## Passage provided
I still miss the daily contact with people such as Ruth Holmberg, former publisher of the Times, and Lee Anderson, former publisher of the Free Press, who both embody the courtliness and wisdom of the Greatest Generation.

As a young reporter 30 years ago, I grew up listening to the late Col. John Popham, a former editor of the Chattanooga Times who covered the civil rights era for the New York Times and served in the U.S. Marines in World War II. He would hold court about the carnage of war, and when Pops talked about war, it was worth listening.

I remember being treated with courtesy and kindness by veteran News-Free Press reporter J.B. Collins, who covered city hall and the city school board for decades.

I miss the pulse-quickening seconds when a competitive newspaper arrives on your desk -- and the small victories and defeats that define a reporter's life in a two-newspaper town.

In recent months, it has been my lot to help in restaffing the Times and Free Press opinion pages. I find myself, again and again, talking about preserving "the traditions of the pages." After all, a newspaper is a living thing, with a bloodline to all those who have taken up a pencil and notepad in its name. It must change, yes, but it also must respect its past.

## Source excerpt
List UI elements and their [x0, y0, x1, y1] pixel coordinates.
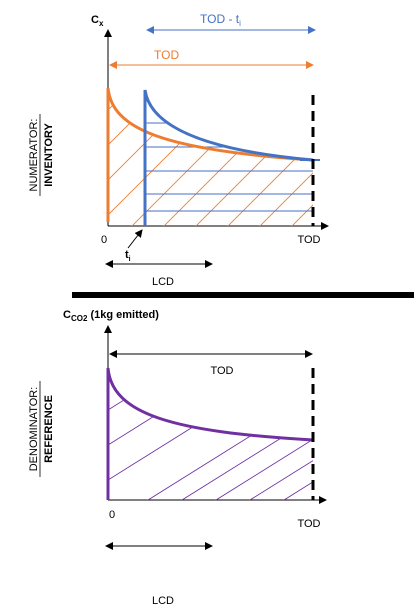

## Exercise tasks
**1)** Repeat the newspaper reminiscence word for word between "I miss the pulse-quickening" and "a two-newspaper town.", inclusive.
**2)** Name every person mentioned by name in the newspaper reminiscence.
**3)** Write the next part of the newspaper reminiscence, picking up after its last sentence.
The data has no connection to the newspaper reminiscence.

## Answers for the tasks
**1)**
I miss the pulse-quickening seconds when a competitive newspaper arrives on your desk -- and the small victories and defeats that define a reporter's life in a two-newspaper town.

**2)** Ruth Holmberg, Lee Anderson, Col. John Popham, J.B. Collins

**3)**
As a political centrist, it helps me to balance two images: an inner-city child curled up on a dirty mattress with no food to eat, and a rural widow opening her yearly property tax bill, which, coincidentally, is equal to her monthly Social Security check.

As long as the Times Free Press serves the interests of the child and the widow in equal measure, the traditions of the Times and the Free Press will be served.

And as Col. Popham might have said, in his soaring Tidewater accent, the "great tapestry of Western Civilization shall endure."

Amen, Pops.

Contact Mark Kennedy at mkennedy@timesfreepress.com or 423-757-6645. Follow him on Twitter @TFPCOLUMNIST. Subscribe to his Facebook updates at www.facebook.com/mkennedycolumnist.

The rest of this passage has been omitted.